Your task is to copy the material exactly.

━━━ Provided records ━━━

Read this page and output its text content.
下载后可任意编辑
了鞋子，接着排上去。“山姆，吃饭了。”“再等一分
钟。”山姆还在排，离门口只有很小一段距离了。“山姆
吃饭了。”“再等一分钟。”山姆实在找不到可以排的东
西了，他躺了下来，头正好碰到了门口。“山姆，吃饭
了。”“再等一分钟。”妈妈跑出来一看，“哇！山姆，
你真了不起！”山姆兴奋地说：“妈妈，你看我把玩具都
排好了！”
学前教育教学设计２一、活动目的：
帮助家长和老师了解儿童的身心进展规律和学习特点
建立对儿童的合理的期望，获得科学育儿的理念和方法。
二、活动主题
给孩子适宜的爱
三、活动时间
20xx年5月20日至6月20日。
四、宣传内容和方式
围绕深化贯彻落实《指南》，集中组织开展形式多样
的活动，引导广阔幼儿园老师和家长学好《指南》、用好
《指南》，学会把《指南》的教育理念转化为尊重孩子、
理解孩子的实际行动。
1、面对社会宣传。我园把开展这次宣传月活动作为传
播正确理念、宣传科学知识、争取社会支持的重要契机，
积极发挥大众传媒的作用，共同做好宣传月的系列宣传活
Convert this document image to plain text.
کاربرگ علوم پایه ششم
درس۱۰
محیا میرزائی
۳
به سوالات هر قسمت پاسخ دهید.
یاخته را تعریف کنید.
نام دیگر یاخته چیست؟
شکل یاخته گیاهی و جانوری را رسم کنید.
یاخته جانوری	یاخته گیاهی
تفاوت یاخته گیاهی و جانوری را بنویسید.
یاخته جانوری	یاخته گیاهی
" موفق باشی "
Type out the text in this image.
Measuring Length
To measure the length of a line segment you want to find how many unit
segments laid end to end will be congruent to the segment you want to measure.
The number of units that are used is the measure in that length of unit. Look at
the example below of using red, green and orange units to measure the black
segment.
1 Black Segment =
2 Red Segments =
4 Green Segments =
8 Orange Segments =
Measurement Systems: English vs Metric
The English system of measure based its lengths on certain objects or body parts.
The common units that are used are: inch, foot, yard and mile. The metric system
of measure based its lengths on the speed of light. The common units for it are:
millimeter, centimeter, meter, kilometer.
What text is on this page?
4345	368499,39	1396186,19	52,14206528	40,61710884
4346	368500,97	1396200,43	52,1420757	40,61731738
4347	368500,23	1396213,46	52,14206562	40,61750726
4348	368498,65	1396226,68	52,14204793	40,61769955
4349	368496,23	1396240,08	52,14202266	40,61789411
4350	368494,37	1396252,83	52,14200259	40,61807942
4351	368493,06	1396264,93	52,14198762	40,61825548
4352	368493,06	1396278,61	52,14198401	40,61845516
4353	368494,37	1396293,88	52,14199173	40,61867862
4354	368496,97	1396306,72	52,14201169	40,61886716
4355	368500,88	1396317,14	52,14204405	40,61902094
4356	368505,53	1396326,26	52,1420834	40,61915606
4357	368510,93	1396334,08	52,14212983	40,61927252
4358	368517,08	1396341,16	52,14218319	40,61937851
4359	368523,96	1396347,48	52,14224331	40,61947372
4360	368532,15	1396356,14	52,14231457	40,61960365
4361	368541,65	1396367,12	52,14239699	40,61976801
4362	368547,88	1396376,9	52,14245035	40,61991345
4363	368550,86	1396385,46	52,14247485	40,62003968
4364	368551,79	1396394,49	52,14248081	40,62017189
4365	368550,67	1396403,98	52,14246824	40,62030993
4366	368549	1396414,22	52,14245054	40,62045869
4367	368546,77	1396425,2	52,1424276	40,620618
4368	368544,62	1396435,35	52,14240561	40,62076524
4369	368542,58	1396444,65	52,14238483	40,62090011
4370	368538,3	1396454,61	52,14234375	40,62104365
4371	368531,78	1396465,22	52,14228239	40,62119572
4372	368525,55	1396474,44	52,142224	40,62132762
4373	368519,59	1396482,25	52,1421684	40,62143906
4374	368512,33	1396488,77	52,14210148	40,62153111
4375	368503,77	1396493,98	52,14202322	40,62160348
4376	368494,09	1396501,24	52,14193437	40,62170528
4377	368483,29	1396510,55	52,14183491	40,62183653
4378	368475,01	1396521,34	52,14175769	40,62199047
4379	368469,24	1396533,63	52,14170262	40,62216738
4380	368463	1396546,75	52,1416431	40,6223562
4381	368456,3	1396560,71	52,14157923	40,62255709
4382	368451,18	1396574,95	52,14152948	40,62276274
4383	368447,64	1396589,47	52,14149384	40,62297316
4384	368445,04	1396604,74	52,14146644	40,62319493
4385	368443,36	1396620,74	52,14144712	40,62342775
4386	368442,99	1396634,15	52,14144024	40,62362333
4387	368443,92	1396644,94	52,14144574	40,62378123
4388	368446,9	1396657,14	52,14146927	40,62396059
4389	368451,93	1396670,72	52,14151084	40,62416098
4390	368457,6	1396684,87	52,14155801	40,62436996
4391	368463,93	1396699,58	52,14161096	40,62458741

━━━

The output ->
Read this page and output its text content.
下载后可任意编辑
了鞋子，接着排上去。“山姆，吃饭了。”“再等一分
钟。”山姆还在排，离门口只有很小一段距离了。“山姆
吃饭了。”“再等一分钟。”山姆实在找不到可以排的东
西了，他躺了下来，头正好碰到了门口。“山姆，吃饭
了。”“再等一分钟。”妈妈跑出来一看，“哇！山姆，
你真了不起！”山姆兴奋地说：“妈妈，你看我把玩具都
排好了！”
学前教育教学设计２一、活动目的：
帮助家长和老师了解儿童的身心进展规律和学习特点
建立对儿童的合理的期望，获得科学育儿的理念和方法。
二、活动主题
给孩子适宜的爱
三、活动时间
20xx年5月20日至6月20日。
四、宣传内容和方式
围绕深化贯彻落实《指南》，集中组织开展形式多样
的活动，引导广阔幼儿园老师和家长学好《指南》、用好
《指南》，学会把《指南》的教育理念转化为尊重孩子、
理解孩子的实际行动。
1、面对社会宣传。我园把开展这次宣传月活动作为传
播正确理念、宣传科学知识、争取社会支持的重要契机，
积极发挥大众传媒的作用，共同做好宣传月的系列宣传活
Convert this document image to plain text.
کاربرگ علوم پایه ششم
درس۱۰
محیا میرزائی
۳
به سوالات هر قسمت پاسخ دهید.
یاخته را تعریف کنید.
نام دیگر یاخته چیست؟
شکل یاخته گیاهی و جانوری را رسم کنید.
یاخته جانوری	یاخته گیاهی
تفاوت یاخته گیاهی و جانوری را بنویسید.
یاخته جانوری	یاخته گیاهی
" موفق باشی "
Type out the text in this image.
Measuring Length
To measure the length of a line segment you want to find how many unit
segments laid end to end will be congruent to the segment you want to measure.
The number of units that are used is the measure in that length of unit. Look at
the example below of using red, green and orange units to measure the black
segment.
1 Black Segment =
2 Red Segments =
4 Green Segments =
8 Orange Segments =
Measurement Systems: English vs Metric
The English system of measure based its lengths on certain objects or body parts.
The common units that are used are: inch, foot, yard and mile. The metric system
of measure based its lengths on the speed of light. The common units for it are:
millimeter, centimeter, meter, kilometer.
What text is on this page?
4345	368499,39	1396186,19	52,14206528	40,61710884
4346	368500,97	1396200,43	52,1420757	40,61731738
4347	368500,23	1396213,46	52,14206562	40,61750726
4348	368498,65	1396226,68	52,14204793	40,61769955
4349	368496,23	1396240,08	52,14202266	40,61789411
4350	368494,37	1396252,83	52,14200259	40,61807942
4351	368493,06	1396264,93	52,14198762	40,61825548
4352	368493,06	1396278,61	52,14198401	40,61845516
4353	368494,37	1396293,88	52,14199173	40,61867862
4354	368496,97	1396306,72	52,14201169	40,61886716
4355	368500,88	1396317,14	52,14204405	40,61902094
4356	368505,53	1396326,26	52,1420834	40,61915606
4357	368510,93	1396334,08	52,14212983	40,61927252
4358	368517,08	1396341,16	52,14218319	40,61937851
4359	368523,96	1396347,48	52,14224331	40,61947372
4360	368532,15	1396356,14	52,14231457	40,61960365
4361	368541,65	1396367,12	52,14239699	40,61976801
4362	368547,88	1396376,9	52,14245035	40,61991345
4363	368550,86	1396385,46	52,14247485	40,62003968
4364	368551,79	1396394,49	52,14248081	40,62017189
4365	368550,67	1396403,98	52,14246824	40,62030993
4366	368549	1396414,22	52,14245054	40,62045869
4367	368546,77	1396425,2	52,1424276	40,620618
4368	368544,62	1396435,35	52,14240561	40,62076524
4369	368542,58	1396444,65	52,14238483	40,62090011
4370	368538,3	1396454,61	52,14234375	40,62104365
4371	368531,78	1396465,22	52,14228239	40,62119572
4372	368525,55	1396474,44	52,142224	40,62132762
4373	368519,59	1396482,25	52,1421684	40,62143906
4374	368512,33	1396488,77	52,14210148	40,62153111
4375	368503,77	1396493,98	52,14202322	40,62160348
4376	368494,09	1396501,24	52,14193437	40,62170528
4377	368483,29	1396510,55	52,14183491	40,62183653
4378	368475,01	1396521,34	52,14175769	40,62199047
4379	368469,24	1396533,63	52,14170262	40,62216738
4380	368463	1396546,75	52,1416431	40,6223562
4381	368456,3	1396560,71	52,14157923	40,62255709
4382	368451,18	1396574,95	52,14152948	40,62276274
4383	368447,64	1396589,47	52,14149384	40,62297316
4384	368445,04	1396604,74	52,14146644	40,62319493
4385	368443,36	1396620,74	52,14144712	40,62342775
4386	368442,99	1396634,15	52,14144024	40,62362333
4387	368443,92	1396644,94	52,14144574	40,62378123
4388	368446,9	1396657,14	52,14146927	40,62396059
4389	368451,93	1396670,72	52,14151084	40,62416098
4390	368457,6	1396684,87	52,14155801	40,62436996
4391	368463,93	1396699,58	52,14161096	40,62458741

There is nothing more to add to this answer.